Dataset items
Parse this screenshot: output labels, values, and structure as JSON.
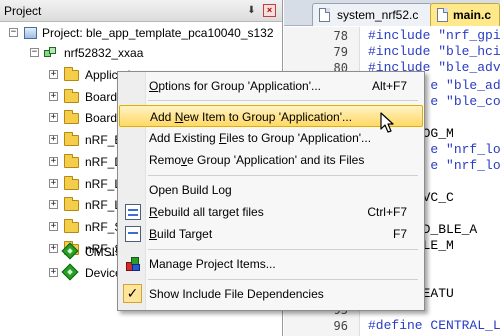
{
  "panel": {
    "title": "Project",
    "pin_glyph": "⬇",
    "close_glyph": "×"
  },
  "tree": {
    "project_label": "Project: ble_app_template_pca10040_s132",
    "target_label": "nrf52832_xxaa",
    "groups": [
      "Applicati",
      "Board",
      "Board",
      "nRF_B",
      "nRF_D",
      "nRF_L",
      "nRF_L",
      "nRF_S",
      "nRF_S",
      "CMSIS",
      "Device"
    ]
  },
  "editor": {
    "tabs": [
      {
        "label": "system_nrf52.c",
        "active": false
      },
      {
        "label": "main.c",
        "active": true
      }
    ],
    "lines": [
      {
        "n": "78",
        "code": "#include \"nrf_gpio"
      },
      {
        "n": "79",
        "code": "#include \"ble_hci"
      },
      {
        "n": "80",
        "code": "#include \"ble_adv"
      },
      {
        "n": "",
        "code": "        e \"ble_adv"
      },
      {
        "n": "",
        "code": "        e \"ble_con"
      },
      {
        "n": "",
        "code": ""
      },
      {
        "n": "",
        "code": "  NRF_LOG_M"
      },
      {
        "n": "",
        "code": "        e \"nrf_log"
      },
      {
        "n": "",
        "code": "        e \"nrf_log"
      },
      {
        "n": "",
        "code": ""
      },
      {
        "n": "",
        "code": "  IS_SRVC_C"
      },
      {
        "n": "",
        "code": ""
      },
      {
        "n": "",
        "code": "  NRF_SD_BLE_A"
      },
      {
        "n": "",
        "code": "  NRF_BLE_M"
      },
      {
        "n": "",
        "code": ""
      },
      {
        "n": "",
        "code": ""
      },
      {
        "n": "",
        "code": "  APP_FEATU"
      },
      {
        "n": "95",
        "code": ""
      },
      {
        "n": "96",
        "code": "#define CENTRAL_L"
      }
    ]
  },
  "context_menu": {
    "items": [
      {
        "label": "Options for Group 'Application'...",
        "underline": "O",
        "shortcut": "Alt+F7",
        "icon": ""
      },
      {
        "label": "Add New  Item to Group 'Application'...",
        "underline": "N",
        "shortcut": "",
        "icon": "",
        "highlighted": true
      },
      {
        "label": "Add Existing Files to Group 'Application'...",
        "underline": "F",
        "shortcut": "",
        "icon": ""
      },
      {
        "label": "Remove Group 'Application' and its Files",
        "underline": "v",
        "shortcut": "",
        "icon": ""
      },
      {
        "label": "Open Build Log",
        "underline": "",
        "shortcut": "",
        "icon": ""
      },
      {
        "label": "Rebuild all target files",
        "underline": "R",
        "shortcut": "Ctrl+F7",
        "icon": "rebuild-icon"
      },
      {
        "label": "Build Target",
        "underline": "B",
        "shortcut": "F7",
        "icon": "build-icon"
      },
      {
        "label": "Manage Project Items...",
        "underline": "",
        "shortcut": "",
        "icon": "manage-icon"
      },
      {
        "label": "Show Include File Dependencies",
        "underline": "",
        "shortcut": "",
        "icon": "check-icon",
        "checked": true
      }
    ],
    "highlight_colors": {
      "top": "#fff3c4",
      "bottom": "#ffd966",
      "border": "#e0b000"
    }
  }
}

→ **Required task**: Transcribe the preceding listing in its entirety and with exact wording, leaving out pictures.

→ **Response to the exercise**:
Parse this screenshot: output labels, values, and structure as JSON.
{
  "panel": {
    "title": "Project",
    "pin_glyph": "⬇",
    "close_glyph": "×"
  },
  "tree": {
    "project_label": "Project: ble_app_template_pca10040_s132",
    "target_label": "nrf52832_xxaa",
    "groups": [
      "Applicati",
      "Board",
      "Board",
      "nRF_B",
      "nRF_D",
      "nRF_L",
      "nRF_L",
      "nRF_S",
      "nRF_S",
      "CMSIS",
      "Device"
    ]
  },
  "editor": {
    "tabs": [
      {
        "label": "system_nrf52.c",
        "active": false
      },
      {
        "label": "main.c",
        "active": true
      }
    ],
    "lines": [
      {
        "n": "78",
        "code": "#include \"nrf_gpio"
      },
      {
        "n": "79",
        "code": "#include \"ble_hci"
      },
      {
        "n": "80",
        "code": "#include \"ble_adv"
      },
      {
        "n": "",
        "code": "        e \"ble_adv"
      },
      {
        "n": "",
        "code": "        e \"ble_con"
      },
      {
        "n": "",
        "code": ""
      },
      {
        "n": "",
        "code": "  NRF_LOG_M"
      },
      {
        "n": "",
        "code": "        e \"nrf_log"
      },
      {
        "n": "",
        "code": "        e \"nrf_log"
      },
      {
        "n": "",
        "code": ""
      },
      {
        "n": "",
        "code": "  IS_SRVC_C"
      },
      {
        "n": "",
        "code": ""
      },
      {
        "n": "",
        "code": "  NRF_SD_BLE_A"
      },
      {
        "n": "",
        "code": "  NRF_BLE_M"
      },
      {
        "n": "",
        "code": ""
      },
      {
        "n": "",
        "code": ""
      },
      {
        "n": "",
        "code": "  APP_FEATU"
      },
      {
        "n": "95",
        "code": ""
      },
      {
        "n": "96",
        "code": "#define CENTRAL_L"
      }
    ]
  },
  "context_menu": {
    "items": [
      {
        "label": "Options for Group 'Application'...",
        "underline": "O",
        "shortcut": "Alt+F7",
        "icon": ""
      },
      {
        "label": "Add New  Item to Group 'Application'...",
        "underline": "N",
        "shortcut": "",
        "icon": "",
        "highlighted": true
      },
      {
        "label": "Add Existing Files to Group 'Application'...",
        "underline": "F",
        "shortcut": "",
        "icon": ""
      },
      {
        "label": "Remove Group 'Application' and its Files",
        "underline": "v",
        "shortcut": "",
        "icon": ""
      },
      {
        "label": "Open Build Log",
        "underline": "",
        "shortcut": "",
        "icon": ""
      },
      {
        "label": "Rebuild all target files",
        "underline": "R",
        "shortcut": "Ctrl+F7",
        "icon": "rebuild-icon"
      },
      {
        "label": "Build Target",
        "underline": "B",
        "shortcut": "F7",
        "icon": "build-icon"
      },
      {
        "label": "Manage Project Items...",
        "underline": "",
        "shortcut": "",
        "icon": "manage-icon"
      },
      {
        "label": "Show Include File Dependencies",
        "underline": "",
        "shortcut": "",
        "icon": "check-icon",
        "checked": true
      }
    ],
    "highlight_colors": {
      "top": "#fff3c4",
      "bottom": "#ffd966",
      "border": "#e0b000"
    }
  }
}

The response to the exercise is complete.